> [Activity]: The answer is to be the data that follows, transcribed exactly, minus its pictures.

> [Records to use]:
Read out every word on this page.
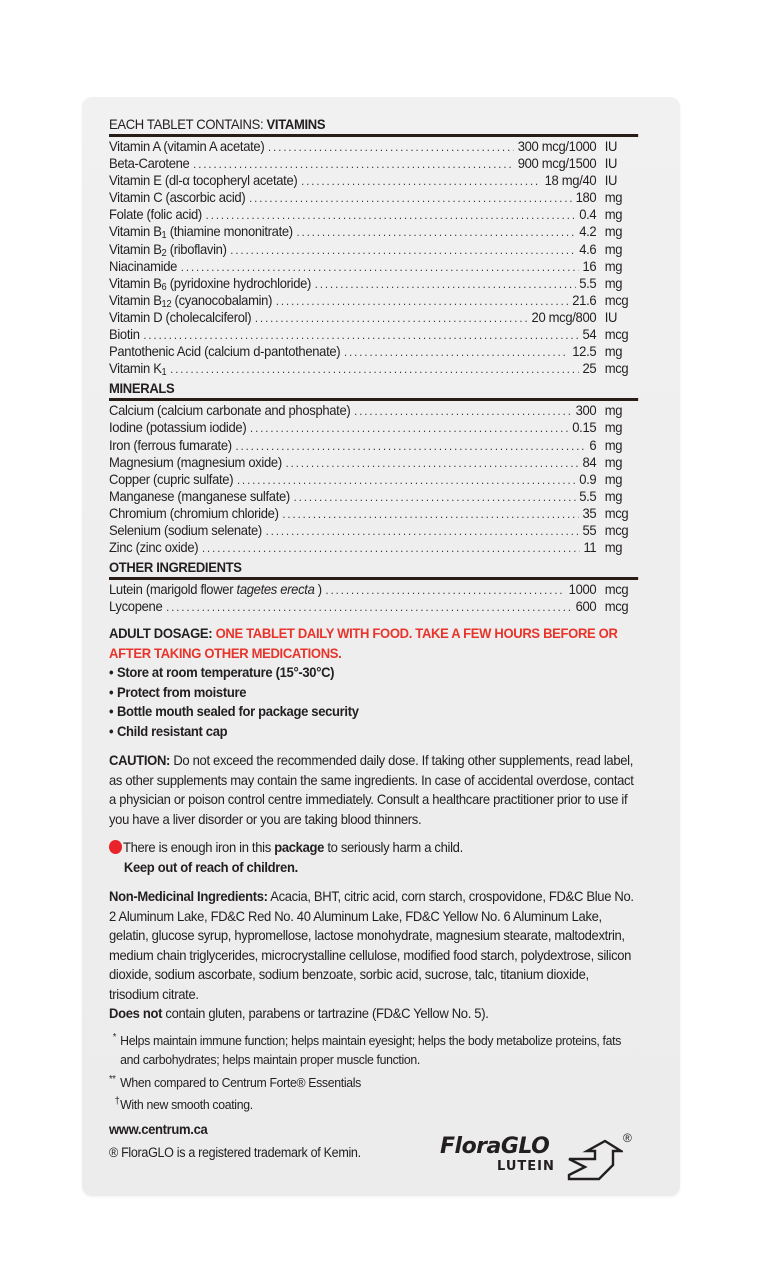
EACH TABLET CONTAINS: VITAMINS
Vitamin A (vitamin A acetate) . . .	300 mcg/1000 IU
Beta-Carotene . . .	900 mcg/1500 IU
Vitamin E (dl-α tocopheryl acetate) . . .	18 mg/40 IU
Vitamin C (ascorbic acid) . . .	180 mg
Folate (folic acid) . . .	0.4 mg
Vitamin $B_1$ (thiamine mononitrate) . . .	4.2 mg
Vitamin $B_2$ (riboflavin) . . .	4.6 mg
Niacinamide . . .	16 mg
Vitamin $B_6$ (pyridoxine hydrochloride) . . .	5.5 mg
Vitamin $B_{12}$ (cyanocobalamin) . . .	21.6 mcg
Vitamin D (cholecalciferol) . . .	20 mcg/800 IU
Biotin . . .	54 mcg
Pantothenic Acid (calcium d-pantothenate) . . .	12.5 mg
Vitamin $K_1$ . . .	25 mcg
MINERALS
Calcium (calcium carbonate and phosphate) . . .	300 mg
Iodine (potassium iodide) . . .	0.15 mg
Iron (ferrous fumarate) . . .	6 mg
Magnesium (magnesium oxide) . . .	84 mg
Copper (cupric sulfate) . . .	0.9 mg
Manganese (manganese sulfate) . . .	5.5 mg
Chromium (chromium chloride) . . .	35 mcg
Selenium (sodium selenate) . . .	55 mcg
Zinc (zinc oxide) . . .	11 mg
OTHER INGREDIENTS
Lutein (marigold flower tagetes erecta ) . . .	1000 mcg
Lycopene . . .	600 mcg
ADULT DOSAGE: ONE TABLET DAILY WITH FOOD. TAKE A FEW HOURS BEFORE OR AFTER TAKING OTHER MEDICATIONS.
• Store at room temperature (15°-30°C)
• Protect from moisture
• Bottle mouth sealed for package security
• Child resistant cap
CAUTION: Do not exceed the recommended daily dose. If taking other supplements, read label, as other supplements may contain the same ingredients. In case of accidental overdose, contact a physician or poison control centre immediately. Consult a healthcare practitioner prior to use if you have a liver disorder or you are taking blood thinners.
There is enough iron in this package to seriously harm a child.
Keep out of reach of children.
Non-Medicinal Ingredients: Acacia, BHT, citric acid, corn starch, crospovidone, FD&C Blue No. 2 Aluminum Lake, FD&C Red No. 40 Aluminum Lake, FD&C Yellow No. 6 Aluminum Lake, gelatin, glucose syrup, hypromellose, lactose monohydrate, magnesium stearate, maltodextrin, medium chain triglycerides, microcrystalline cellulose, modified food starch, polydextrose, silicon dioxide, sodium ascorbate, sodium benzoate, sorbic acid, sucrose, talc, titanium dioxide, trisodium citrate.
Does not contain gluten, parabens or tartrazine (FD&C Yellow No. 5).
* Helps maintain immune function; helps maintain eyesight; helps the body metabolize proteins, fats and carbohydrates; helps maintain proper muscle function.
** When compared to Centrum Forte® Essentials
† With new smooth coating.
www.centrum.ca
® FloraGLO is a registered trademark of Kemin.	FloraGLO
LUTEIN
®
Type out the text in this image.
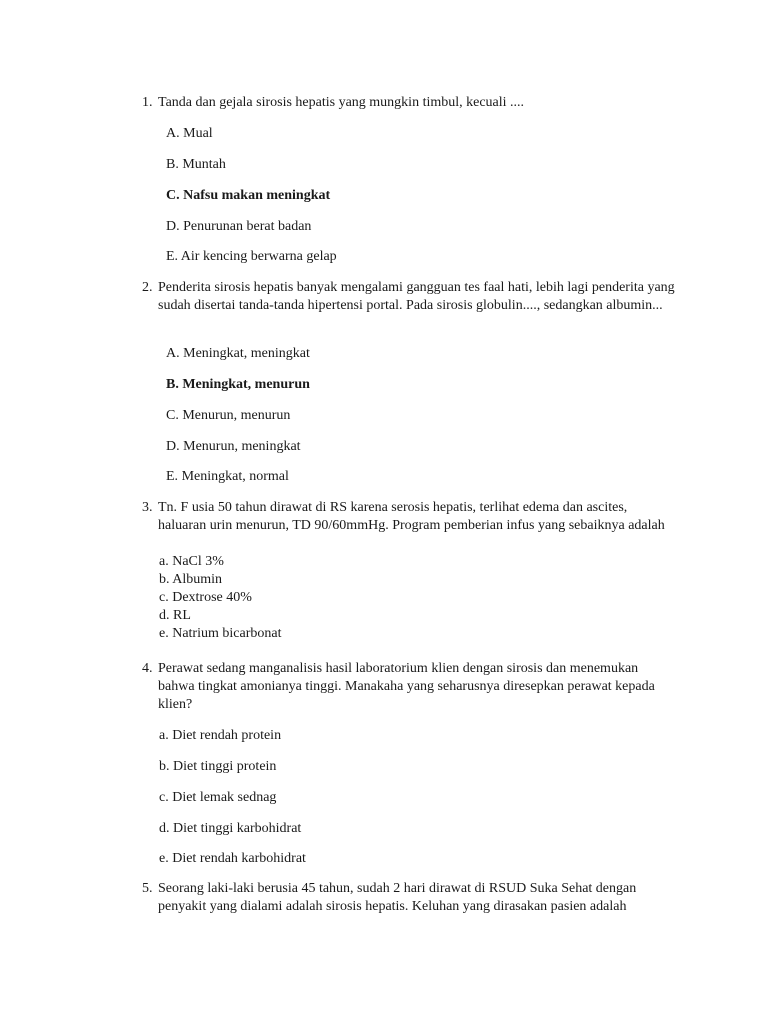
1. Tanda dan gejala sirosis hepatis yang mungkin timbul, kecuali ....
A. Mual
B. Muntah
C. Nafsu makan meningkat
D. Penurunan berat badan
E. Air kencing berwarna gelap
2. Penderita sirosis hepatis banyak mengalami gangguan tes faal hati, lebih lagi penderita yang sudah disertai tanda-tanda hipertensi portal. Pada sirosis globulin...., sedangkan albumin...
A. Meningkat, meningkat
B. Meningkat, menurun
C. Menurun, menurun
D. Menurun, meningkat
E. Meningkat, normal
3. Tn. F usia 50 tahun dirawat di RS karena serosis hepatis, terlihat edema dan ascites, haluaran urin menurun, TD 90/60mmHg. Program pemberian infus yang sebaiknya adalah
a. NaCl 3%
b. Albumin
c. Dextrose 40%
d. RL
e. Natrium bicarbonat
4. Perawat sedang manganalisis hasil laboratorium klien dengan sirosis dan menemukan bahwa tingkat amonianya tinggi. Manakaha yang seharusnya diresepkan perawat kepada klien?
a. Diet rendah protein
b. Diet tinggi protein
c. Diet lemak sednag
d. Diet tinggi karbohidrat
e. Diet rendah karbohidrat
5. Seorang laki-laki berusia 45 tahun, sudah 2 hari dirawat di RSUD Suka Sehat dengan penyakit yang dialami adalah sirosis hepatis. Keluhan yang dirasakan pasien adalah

> [Reply]:
Read out every word on this page.
EACH TABLET CONTAINS: VITAMINS
Vitamin A (vitamin A acetate) . . .	300 mcg/1000 IU
Beta-Carotene . . .	900 mcg/1500 IU
Vitamin E (dl-α tocopheryl acetate) . . .	18 mg/40 IU
Vitamin C (ascorbic acid) . . .	180 mg
Folate (folic acid) . . .	0.4 mg
Vitamin $B_1$ (thiamine mononitrate) . . .	4.2 mg
Vitamin $B_2$ (riboflavin) . . .	4.6 mg
Niacinamide . . .	16 mg
Vitamin $B_6$ (pyridoxine hydrochloride) . . .	5.5 mg
Vitamin $B_{12}$ (cyanocobalamin) . . .	21.6 mcg
Vitamin D (cholecalciferol) . . .	20 mcg/800 IU
Biotin . . .	54 mcg
Pantothenic Acid (calcium d-pantothenate) . . .	12.5 mg
Vitamin $K_1$ . . .	25 mcg
MINERALS
Calcium (calcium carbonate and phosphate) . . .	300 mg
Iodine (potassium iodide) . . .	0.15 mg
Iron (ferrous fumarate) . . .	6 mg
Magnesium (magnesium oxide) . . .	84 mg
Copper (cupric sulfate) . . .	0.9 mg
Manganese (manganese sulfate) . . .	5.5 mg
Chromium (chromium chloride) . . .	35 mcg
Selenium (sodium selenate) . . .	55 mcg
Zinc (zinc oxide) . . .	11 mg
OTHER INGREDIENTS
Lutein (marigold flower tagetes erecta ) . . .	1000 mcg
Lycopene . . .	600 mcg
ADULT DOSAGE: ONE TABLET DAILY WITH FOOD. TAKE A FEW HOURS BEFORE OR AFTER TAKING OTHER MEDICATIONS.
• Store at room temperature (15°-30°C)
• Protect from moisture
• Bottle mouth sealed for package security
• Child resistant cap
CAUTION: Do not exceed the recommended daily dose. If taking other supplements, read label, as other supplements may contain the same ingredients. In case of accidental overdose, contact a physician or poison control centre immediately. Consult a healthcare practitioner prior to use if you have a liver disorder or you are taking blood thinners.
There is enough iron in this package to seriously harm a child.
Keep out of reach of children.
Non-Medicinal Ingredients: Acacia, BHT, citric acid, corn starch, crospovidone, FD&C Blue No. 2 Aluminum Lake, FD&C Red No. 40 Aluminum Lake, FD&C Yellow No. 6 Aluminum Lake, gelatin, glucose syrup, hypromellose, lactose monohydrate, magnesium stearate, maltodextrin, medium chain triglycerides, microcrystalline cellulose, modified food starch, polydextrose, silicon dioxide, sodium ascorbate, sodium benzoate, sorbic acid, sucrose, talc, titanium dioxide, trisodium citrate.
Does not contain gluten, parabens or tartrazine (FD&C Yellow No. 5).
* Helps maintain immune function; helps maintain eyesight; helps the body metabolize proteins, fats and carbohydrates; helps maintain proper muscle function.
** When compared to Centrum Forte® Essentials
† With new smooth coating.
www.centrum.ca
® FloraGLO is a registered trademark of Kemin.	FloraGLO
LUTEIN
®
Type out the text in this image.
1. Tanda dan gejala sirosis hepatis yang mungkin timbul, kecuali ....
A. Mual
B. Muntah
C. Nafsu makan meningkat
D. Penurunan berat badan
E. Air kencing berwarna gelap
2. Penderita sirosis hepatis banyak mengalami gangguan tes faal hati, lebih lagi penderita yang sudah disertai tanda-tanda hipertensi portal. Pada sirosis globulin...., sedangkan albumin...
A. Meningkat, meningkat
B. Meningkat, menurun
C. Menurun, menurun
D. Menurun, meningkat
E. Meningkat, normal
3. Tn. F usia 50 tahun dirawat di RS karena serosis hepatis, terlihat edema dan ascites, haluaran urin menurun, TD 90/60mmHg. Program pemberian infus yang sebaiknya adalah
a. NaCl 3%
b. Albumin
c. Dextrose 40%
d. RL
e. Natrium bicarbonat
4. Perawat sedang manganalisis hasil laboratorium klien dengan sirosis dan menemukan bahwa tingkat amonianya tinggi. Manakaha yang seharusnya diresepkan perawat kepada klien?
a. Diet rendah protein
b. Diet tinggi protein
c. Diet lemak sednag
d. Diet tinggi karbohidrat
e. Diet rendah karbohidrat
5. Seorang laki-laki berusia 45 tahun, sudah 2 hari dirawat di RSUD Suka Sehat dengan penyakit yang dialami adalah sirosis hepatis. Keluhan yang dirasakan pasien adalah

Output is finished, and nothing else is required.